> **STATED TASK**
Please set down all the lines beneath this one exactly, without the pictures.

> **Stored data entries**
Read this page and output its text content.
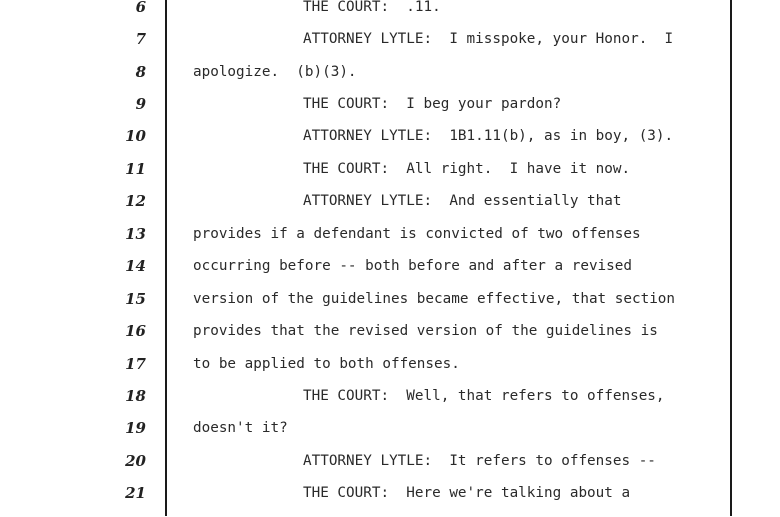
6	THE COURT:  .11.
7	ATTORNEY LYTLE:  I misspoke, your Honor.  I
8	apologize.  (b)(3).
9	THE COURT:  I beg your pardon?
10	ATTORNEY LYTLE:  1B1.11(b), as in boy, (3).
11	THE COURT:  All right.  I have it now.
12	ATTORNEY LYTLE:  And essentially that
13	provides if a defendant is convicted of two offenses
14	occurring before -- both before and after a revised
15	version of the guidelines became effective, that section
16	provides that the revised version of the guidelines is
17	to be applied to both offenses.
18	THE COURT:  Well, that refers to offenses,
19	doesn't it?
20	ATTORNEY LYTLE:  It refers to offenses --
21	THE COURT:  Here we're talking about a
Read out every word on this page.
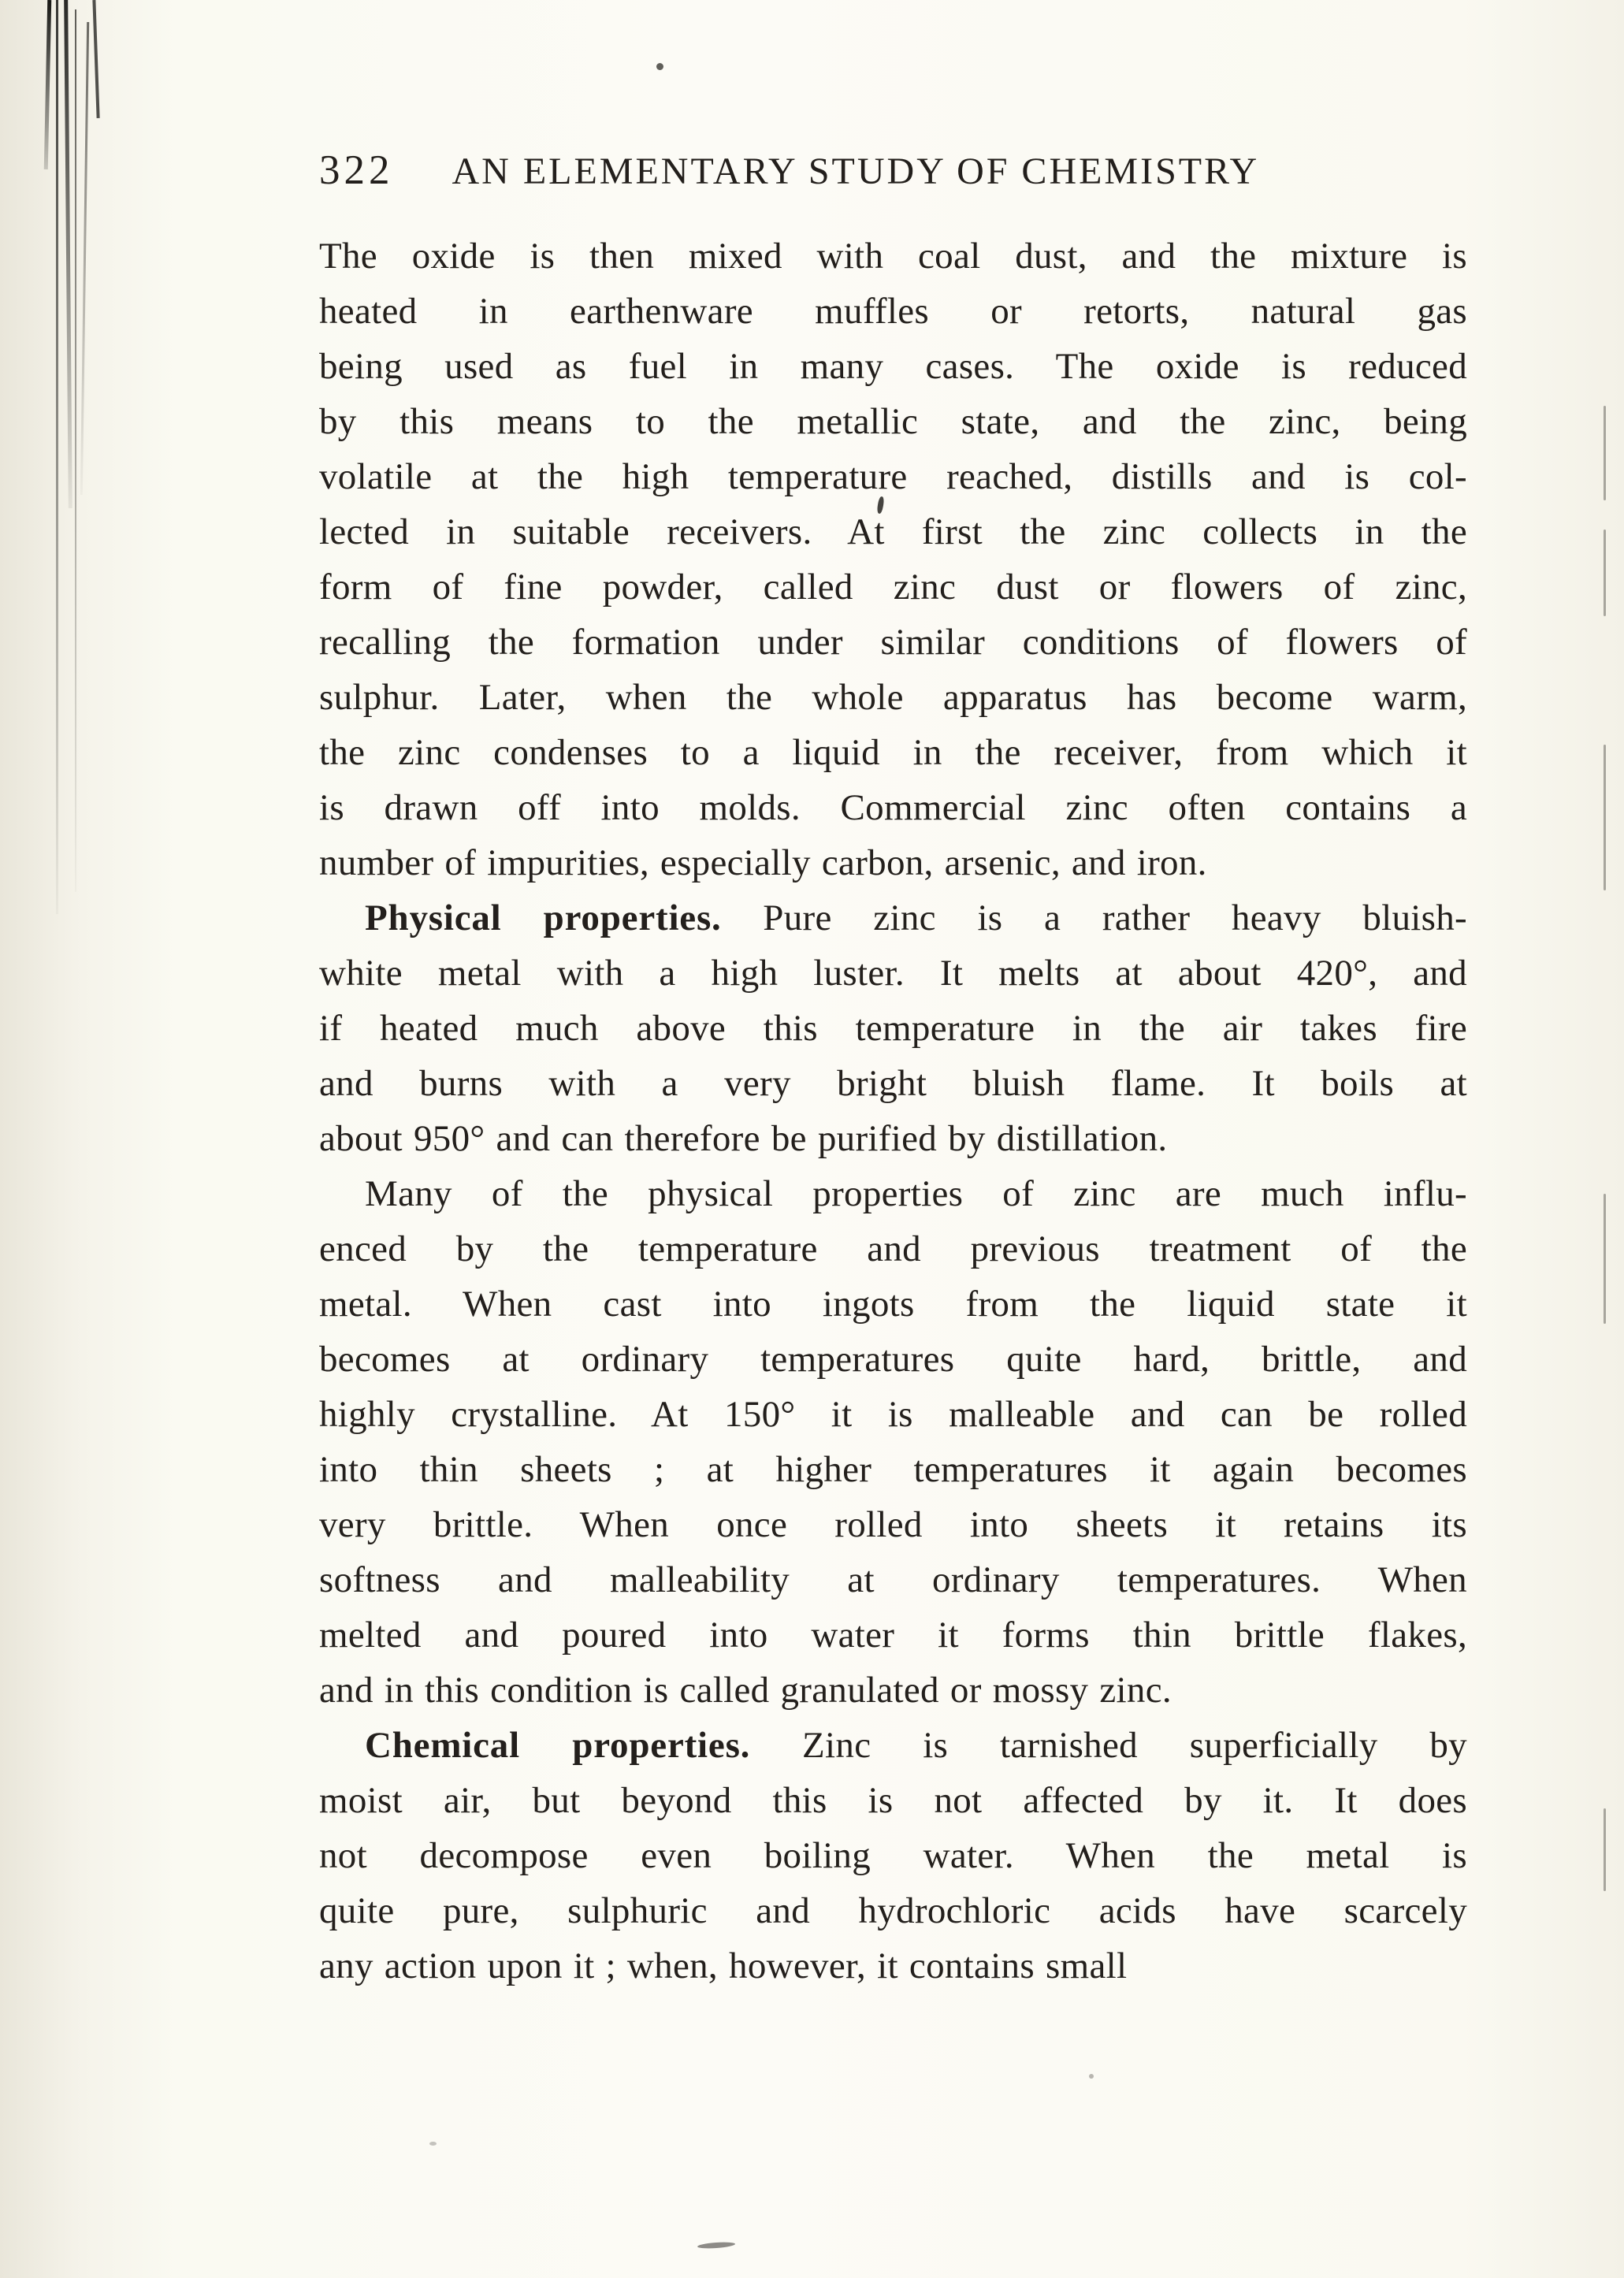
322 AN ELEMENTARY STUDY OF CHEMISTRY
The oxide is then mixed with coal dust, and the mixture is
heated in earthenware muffles or retorts, natural gas
being used as fuel in many cases. The oxide is reduced
by this means to the metallic state, and the zinc, being
volatile at the high temperature reached, distills and is col-
lected in suitable receivers. At first the zinc collects in the
form of fine powder, called zinc dust or flowers of zinc,
recalling the formation under similar conditions of flowers of
sulphur. Later, when the whole apparatus has become warm,
the zinc condenses to a liquid in the receiver, from which it
is drawn off into molds. Commercial zinc often contains a
number of impurities, especially carbon, arsenic, and iron.
Physical properties. Pure zinc is a rather heavy bluish-
white metal with a high luster. It melts at about 420°, and
if heated much above this temperature in the air takes fire
and burns with a very bright bluish flame. It boils at
about 950° and can therefore be purified by distillation.
Many of the physical properties of zinc are much influ-
enced by the temperature and previous treatment of the
metal. When cast into ingots from the liquid state it
becomes at ordinary temperatures quite hard, brittle, and
highly crystalline. At 150° it is malleable and can be rolled
into thin sheets ; at higher temperatures it again becomes
very brittle. When once rolled into sheets it retains its
softness and malleability at ordinary temperatures. When
melted and poured into water it forms thin brittle flakes,
and in this condition is called granulated or mossy zinc.
Chemical properties. Zinc is tarnished superficially by
moist air, but beyond this is not affected by it. It does
not decompose even boiling water. When the metal is
quite pure, sulphuric and hydrochloric acids have scarcely
any action upon it ; when, however, it contains small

> **RESULT OF THIS TASK**
Read this page and output its text content.
6	THE COURT:  .11.
7	ATTORNEY LYTLE:  I misspoke, your Honor.  I
8	apologize.  (b)(3).
9	THE COURT:  I beg your pardon?
10	ATTORNEY LYTLE:  1B1.11(b), as in boy, (3).
11	THE COURT:  All right.  I have it now.
12	ATTORNEY LYTLE:  And essentially that
13	provides if a defendant is convicted of two offenses
14	occurring before -- both before and after a revised
15	version of the guidelines became effective, that section
16	provides that the revised version of the guidelines is
17	to be applied to both offenses.
18	THE COURT:  Well, that refers to offenses,
19	doesn't it?
20	ATTORNEY LYTLE:  It refers to offenses --
21	THE COURT:  Here we're talking about a
Read out every word on this page.
322 AN ELEMENTARY STUDY OF CHEMISTRY
The oxide is then mixed with coal dust, and the mixture is
heated in earthenware muffles or retorts, natural gas
being used as fuel in many cases. The oxide is reduced
by this means to the metallic state, and the zinc, being
volatile at the high temperature reached, distills and is col-
lected in suitable receivers. At first the zinc collects in the
form of fine powder, called zinc dust or flowers of zinc,
recalling the formation under similar conditions of flowers of
sulphur. Later, when the whole apparatus has become warm,
the zinc condenses to a liquid in the receiver, from which it
is drawn off into molds. Commercial zinc often contains a
number of impurities, especially carbon, arsenic, and iron.
Physical properties. Pure zinc is a rather heavy bluish-
white metal with a high luster. It melts at about 420°, and
if heated much above this temperature in the air takes fire
and burns with a very bright bluish flame. It boils at
about 950° and can therefore be purified by distillation.
Many of the physical properties of zinc are much influ-
enced by the temperature and previous treatment of the
metal. When cast into ingots from the liquid state it
becomes at ordinary temperatures quite hard, brittle, and
highly crystalline. At 150° it is malleable and can be rolled
into thin sheets ; at higher temperatures it again becomes
very brittle. When once rolled into sheets it retains its
softness and malleability at ordinary temperatures. When
melted and poured into water it forms thin brittle flakes,
and in this condition is called granulated or mossy zinc.
Chemical properties. Zinc is tarnished superficially by
moist air, but beyond this is not affected by it. It does
not decompose even boiling water. When the metal is
quite pure, sulphuric and hydrochloric acids have scarcely
any action upon it ; when, however, it contains small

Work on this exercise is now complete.